Each record that follows should be repeated exactly, minus any images.

□ □ □

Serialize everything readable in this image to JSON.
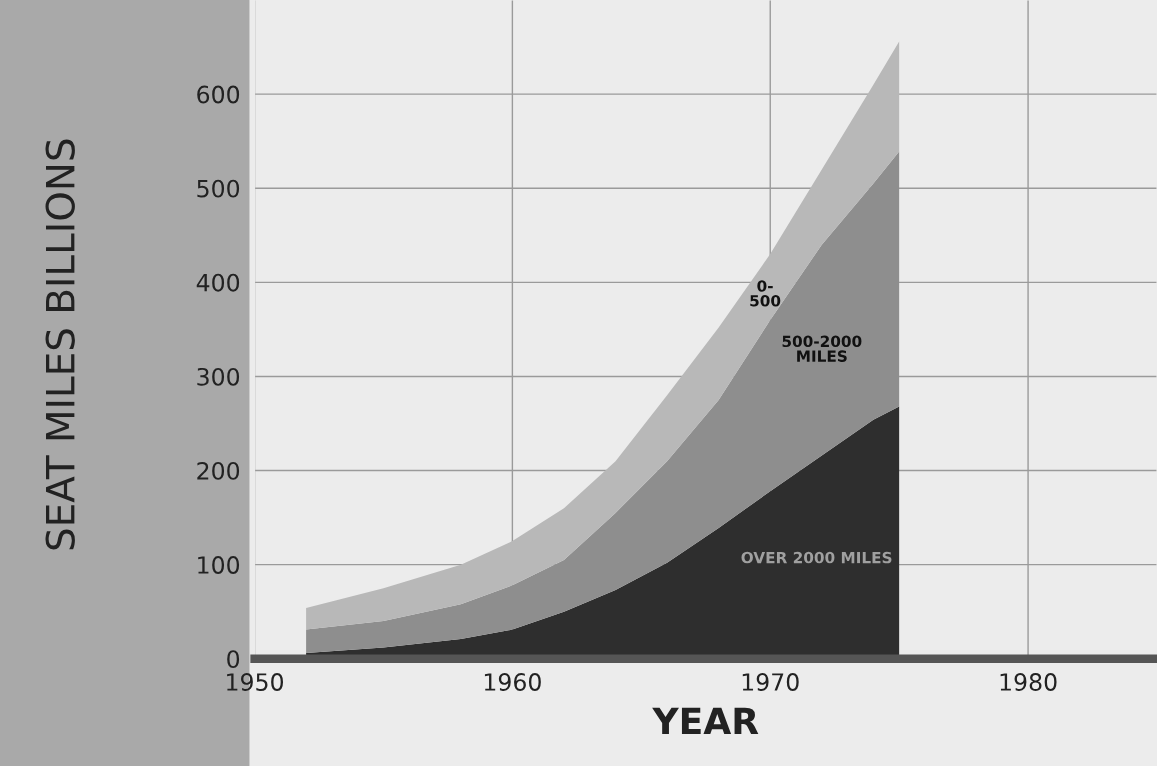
{
  "chart_data": {
    "type": "area",
    "stacked": true,
    "xlabel": "YEAR",
    "ylabel": "SEAT MILES BILLIONS",
    "x": [
      1952,
      1955,
      1958,
      1960,
      1962,
      1964,
      1966,
      1968,
      1970,
      1972,
      1974,
      1975
    ],
    "series": [
      {
        "name": "OVER 2000 MILES",
        "color": "#2e2e2e",
        "values": [
          6,
          12,
          21,
          31,
          50,
          73,
          102,
          139,
          178,
          216,
          254,
          268
        ]
      },
      {
        "name": "500-2000\nMILES",
        "color": "#8e8e8e",
        "values": [
          25,
          28,
          37,
          47,
          55,
          82,
          108,
          136,
          182,
          224,
          251,
          271
        ]
      },
      {
        "name": "0-\n500",
        "color": "#b8b8b8",
        "values": [
          23,
          35,
          42,
          47,
          55,
          55,
          70,
          77,
          70,
          80,
          105,
          117
        ]
      }
    ],
    "xlim": [
      1950,
      1985
    ],
    "ylim": [
      0,
      700
    ],
    "xticks": [
      1950,
      1960,
      1970,
      1980
    ],
    "yticks": [
      0,
      100,
      200,
      300,
      400,
      500,
      600
    ],
    "grid": true
  }
}
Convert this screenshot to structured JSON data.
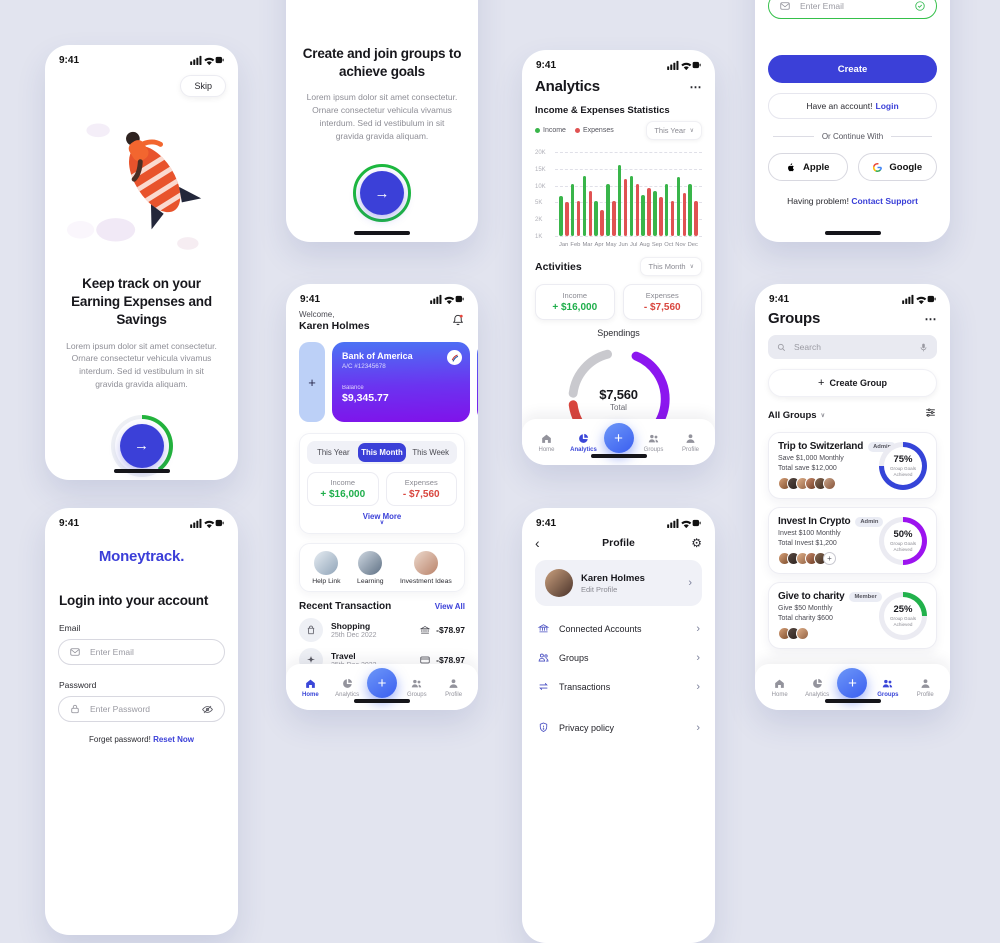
{
  "colors": {
    "accent": "#3b40d8",
    "green": "#1fae4b",
    "red": "#d9463e",
    "chart_green": "#39b54a",
    "chart_red": "#e05252",
    "card_gradient_top": "#4b74f4",
    "card_gradient_bottom": "#8012ea",
    "ring_blue": "#3544d8",
    "ring_purple": "#9c13ef",
    "ring_green": "#22b14c"
  },
  "status_bar": {
    "time": "9:41"
  },
  "nav": {
    "home": "Home",
    "analytics": "Analytics",
    "groups": "Groups",
    "profile": "Profile"
  },
  "onboarding1": {
    "skip": "Skip",
    "title": "Keep track on your Earning Expenses and Savings",
    "body": "Lorem ipsum dolor sit amet consectetur. Ornare consectetur vehicula vivamus interdum. Sed id vestibulum in sit gravida gravida aliquam."
  },
  "onboarding2": {
    "title": "Create and join groups to achieve goals",
    "body": "Lorem ipsum dolor sit amet consectetur. Ornare consectetur vehicula vivamus interdum. Sed id vestibulum in sit gravida gravida aliquam."
  },
  "signup": {
    "email_placeholder": "Enter Email",
    "create": "Create",
    "have_account": "Have an account!",
    "login_link": "Login",
    "or_continue": "Or Continue With",
    "apple": "Apple",
    "google": "Google",
    "having_problem": "Having problem!",
    "contact_support": "Contact Support"
  },
  "login": {
    "logo": "Moneytrack.",
    "title": "Login into your account",
    "email_label": "Email",
    "email_placeholder": "Enter Email",
    "password_label": "Password",
    "password_placeholder": "Enter Password",
    "forget": "Forget password!",
    "reset": "Reset Now"
  },
  "home": {
    "welcome": "Welcome,",
    "name": "Karen Holmes",
    "card": {
      "bank": "Bank of America",
      "account": "A/C #12345678",
      "balance_label": "Balance",
      "balance": "$9,345.77"
    },
    "tabs": [
      "This Year",
      "This Month",
      "This Week"
    ],
    "active_tab": "This Month",
    "income_label": "Income",
    "income": "+ $16,000",
    "expenses_label": "Expenses",
    "expenses": "- $7,560",
    "view_more": "View More",
    "shortcuts": [
      "Help Link",
      "Learning",
      "Investment Ideas"
    ],
    "recent_title": "Recent Transaction",
    "view_all": "View All",
    "transactions": [
      {
        "name": "Shopping",
        "date": "25th Dec 2022",
        "amount": "-$78.97"
      },
      {
        "name": "Travel",
        "date": "25th Dec 2022",
        "amount": "-$78.97"
      }
    ]
  },
  "analytics": {
    "title": "Analytics",
    "section": "Income & Expenses Statistics",
    "range": "This Year",
    "activities": "Activities",
    "activities_range": "This Month",
    "income_label": "Income",
    "income": "+ $16,000",
    "expenses_label": "Expenses",
    "expenses": "- $7,560",
    "spendings": "Spendings",
    "total": "$7,560",
    "total_label": "Total",
    "gauge": {
      "type": "donut",
      "segments": [
        {
          "color": "#8c17ef",
          "start": 6,
          "share": 38
        },
        {
          "color": "#22b14c",
          "start": 46.5,
          "share": 3.5
        },
        {
          "color": "#4a6cf5",
          "start": 54,
          "share": 3.5
        },
        {
          "color": "#d9463e",
          "start": 61,
          "share": 12
        },
        {
          "color": "#c9c9ce",
          "start": 77,
          "share": 19
        }
      ]
    }
  },
  "chart_data": {
    "type": "bar",
    "title": "Income & Expenses Statistics",
    "categories": [
      "Jan",
      "Feb",
      "Mar",
      "Apr",
      "May",
      "Jun",
      "Jul",
      "Aug",
      "Sep",
      "Oct",
      "Nov",
      "Dec"
    ],
    "series": [
      {
        "name": "Income",
        "color": "#39b54a",
        "values": [
          7000,
          10500,
          13000,
          5500,
          10500,
          16000,
          13000,
          7200,
          8500,
          10500,
          12500,
          10500
        ]
      },
      {
        "name": "Expenses",
        "color": "#e05252",
        "values": [
          5000,
          5500,
          8300,
          3700,
          5500,
          12000,
          10500,
          9400,
          6700,
          5500,
          7800,
          5500
        ]
      }
    ],
    "yticks": [
      "20K",
      "15K",
      "10K",
      "5K",
      "2K",
      "1K"
    ],
    "ytick_values": [
      20000,
      15000,
      10000,
      5000,
      2000,
      1000
    ],
    "ylim": [
      1000,
      20000
    ],
    "grid": "dashed-horizontal",
    "legend_position": "top-left",
    "note": "y axis ticks evenly spaced (non-linear value scale)"
  },
  "profile": {
    "title": "Profile",
    "name": "Karen Holmes",
    "edit": "Edit Profile",
    "items": [
      "Connected Accounts",
      "Groups",
      "Transactions",
      "Privacy policy"
    ]
  },
  "groups": {
    "title": "Groups",
    "search_placeholder": "Search",
    "create_group": "Create Group",
    "all_groups": "All Groups",
    "cards": [
      {
        "name": "Trip to Switzerland",
        "badge": "Admin",
        "line1": "Save $1,000 Monthly",
        "line2": "Total save $12,000",
        "percent": 75,
        "ring_color": "#3544d8",
        "goal_label": "Group Goals Achieved",
        "members": 6
      },
      {
        "name": "Invest In Crypto",
        "badge": "Admin",
        "line1": "Invest $100 Monthly",
        "line2": "Total Invest $1,200",
        "percent": 50,
        "ring_color": "#9c13ef",
        "goal_label": "Group Goals Achieved",
        "members": 5
      },
      {
        "name": "Give to charity",
        "badge": "Member",
        "line1": "Give $50 Monthly",
        "line2": "Total charity $600",
        "percent": 25,
        "ring_color": "#22b14c",
        "goal_label": "Group Goals Achieved",
        "members": 3
      }
    ]
  }
}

□ □ □

Answer to this task =>
Serialize everything readable in this image to JSON.
{
  "chart_data": {
    "type": "area",
    "stacked": true,
    "xlabel": "YEAR",
    "ylabel": "SEAT MILES BILLIONS",
    "x": [
      1952,
      1955,
      1958,
      1960,
      1962,
      1964,
      1966,
      1968,
      1970,
      1972,
      1974,
      1975
    ],
    "series": [
      {
        "name": "OVER 2000 MILES",
        "color": "#2e2e2e",
        "values": [
          6,
          12,
          21,
          31,
          50,
          73,
          102,
          139,
          178,
          216,
          254,
          268
        ]
      },
      {
        "name": "500-2000\nMILES",
        "color": "#8e8e8e",
        "values": [
          25,
          28,
          37,
          47,
          55,
          82,
          108,
          136,
          182,
          224,
          251,
          271
        ]
      },
      {
        "name": "0-\n500",
        "color": "#b8b8b8",
        "values": [
          23,
          35,
          42,
          47,
          55,
          55,
          70,
          77,
          70,
          80,
          105,
          117
        ]
      }
    ],
    "xlim": [
      1950,
      1985
    ],
    "ylim": [
      0,
      700
    ],
    "xticks": [
      1950,
      1960,
      1970,
      1980
    ],
    "yticks": [
      0,
      100,
      200,
      300,
      400,
      500,
      600
    ],
    "grid": true
  }
}
Convert this screenshot to structured JSON data.
{
  "colors": {
    "accent": "#3b40d8",
    "green": "#1fae4b",
    "red": "#d9463e",
    "chart_green": "#39b54a",
    "chart_red": "#e05252",
    "card_gradient_top": "#4b74f4",
    "card_gradient_bottom": "#8012ea",
    "ring_blue": "#3544d8",
    "ring_purple": "#9c13ef",
    "ring_green": "#22b14c"
  },
  "status_bar": {
    "time": "9:41"
  },
  "nav": {
    "home": "Home",
    "analytics": "Analytics",
    "groups": "Groups",
    "profile": "Profile"
  },
  "onboarding1": {
    "skip": "Skip",
    "title": "Keep track on your Earning Expenses and Savings",
    "body": "Lorem ipsum dolor sit amet consectetur. Ornare consectetur vehicula vivamus interdum. Sed id vestibulum in sit gravida gravida aliquam."
  },
  "onboarding2": {
    "title": "Create and join groups to achieve goals",
    "body": "Lorem ipsum dolor sit amet consectetur. Ornare consectetur vehicula vivamus interdum. Sed id vestibulum in sit gravida gravida aliquam."
  },
  "signup": {
    "email_placeholder": "Enter Email",
    "create": "Create",
    "have_account": "Have an account!",
    "login_link": "Login",
    "or_continue": "Or Continue With",
    "apple": "Apple",
    "google": "Google",
    "having_problem": "Having problem!",
    "contact_support": "Contact Support"
  },
  "login": {
    "logo": "Moneytrack.",
    "title": "Login into your account",
    "email_label": "Email",
    "email_placeholder": "Enter Email",
    "password_label": "Password",
    "password_placeholder": "Enter Password",
    "forget": "Forget password!",
    "reset": "Reset Now"
  },
  "home": {
    "welcome": "Welcome,",
    "name": "Karen Holmes",
    "card": {
      "bank": "Bank of America",
      "account": "A/C #12345678",
      "balance_label": "Balance",
      "balance": "$9,345.77"
    },
    "tabs": [
      "This Year",
      "This Month",
      "This Week"
    ],
    "active_tab": "This Month",
    "income_label": "Income",
    "income": "+ $16,000",
    "expenses_label": "Expenses",
    "expenses": "- $7,560",
    "view_more": "View More",
    "shortcuts": [
      "Help Link",
      "Learning",
      "Investment Ideas"
    ],
    "recent_title": "Recent Transaction",
    "view_all": "View All",
    "transactions": [
      {
        "name": "Shopping",
        "date": "25th Dec 2022",
        "amount": "-$78.97"
      },
      {
        "name": "Travel",
        "date": "25th Dec 2022",
        "amount": "-$78.97"
      }
    ]
  },
  "analytics": {
    "title": "Analytics",
    "section": "Income & Expenses Statistics",
    "range": "This Year",
    "activities": "Activities",
    "activities_range": "This Month",
    "income_label": "Income",
    "income": "+ $16,000",
    "expenses_label": "Expenses",
    "expenses": "- $7,560",
    "spendings": "Spendings",
    "total": "$7,560",
    "total_label": "Total",
    "gauge": {
      "type": "donut",
      "segments": [
        {
          "color": "#8c17ef",
          "start": 6,
          "share": 38
        },
        {
          "color": "#22b14c",
          "start": 46.5,
          "share": 3.5
        },
        {
          "color": "#4a6cf5",
          "start": 54,
          "share": 3.5
        },
        {
          "color": "#d9463e",
          "start": 61,
          "share": 12
        },
        {
          "color": "#c9c9ce",
          "start": 77,
          "share": 19
        }
      ]
    }
  },
  "chart_data": {
    "type": "bar",
    "title": "Income & Expenses Statistics",
    "categories": [
      "Jan",
      "Feb",
      "Mar",
      "Apr",
      "May",
      "Jun",
      "Jul",
      "Aug",
      "Sep",
      "Oct",
      "Nov",
      "Dec"
    ],
    "series": [
      {
        "name": "Income",
        "color": "#39b54a",
        "values": [
          7000,
          10500,
          13000,
          5500,
          10500,
          16000,
          13000,
          7200,
          8500,
          10500,
          12500,
          10500
        ]
      },
      {
        "name": "Expenses",
        "color": "#e05252",
        "values": [
          5000,
          5500,
          8300,
          3700,
          5500,
          12000,
          10500,
          9400,
          6700,
          5500,
          7800,
          5500
        ]
      }
    ],
    "yticks": [
      "20K",
      "15K",
      "10K",
      "5K",
      "2K",
      "1K"
    ],
    "ytick_values": [
      20000,
      15000,
      10000,
      5000,
      2000,
      1000
    ],
    "ylim": [
      1000,
      20000
    ],
    "grid": "dashed-horizontal",
    "legend_position": "top-left",
    "note": "y axis ticks evenly spaced (non-linear value scale)"
  },
  "profile": {
    "title": "Profile",
    "name": "Karen Holmes",
    "edit": "Edit Profile",
    "items": [
      "Connected Accounts",
      "Groups",
      "Transactions",
      "Privacy policy"
    ]
  },
  "groups": {
    "title": "Groups",
    "search_placeholder": "Search",
    "create_group": "Create Group",
    "all_groups": "All Groups",
    "cards": [
      {
        "name": "Trip to Switzerland",
        "badge": "Admin",
        "line1": "Save $1,000 Monthly",
        "line2": "Total save $12,000",
        "percent": 75,
        "ring_color": "#3544d8",
        "goal_label": "Group Goals Achieved",
        "members": 6
      },
      {
        "name": "Invest In Crypto",
        "badge": "Admin",
        "line1": "Invest $100 Monthly",
        "line2": "Total Invest $1,200",
        "percent": 50,
        "ring_color": "#9c13ef",
        "goal_label": "Group Goals Achieved",
        "members": 5
      },
      {
        "name": "Give to charity",
        "badge": "Member",
        "line1": "Give $50 Monthly",
        "line2": "Total charity $600",
        "percent": 25,
        "ring_color": "#22b14c",
        "goal_label": "Group Goals Achieved",
        "members": 3
      }
    ]
  }
}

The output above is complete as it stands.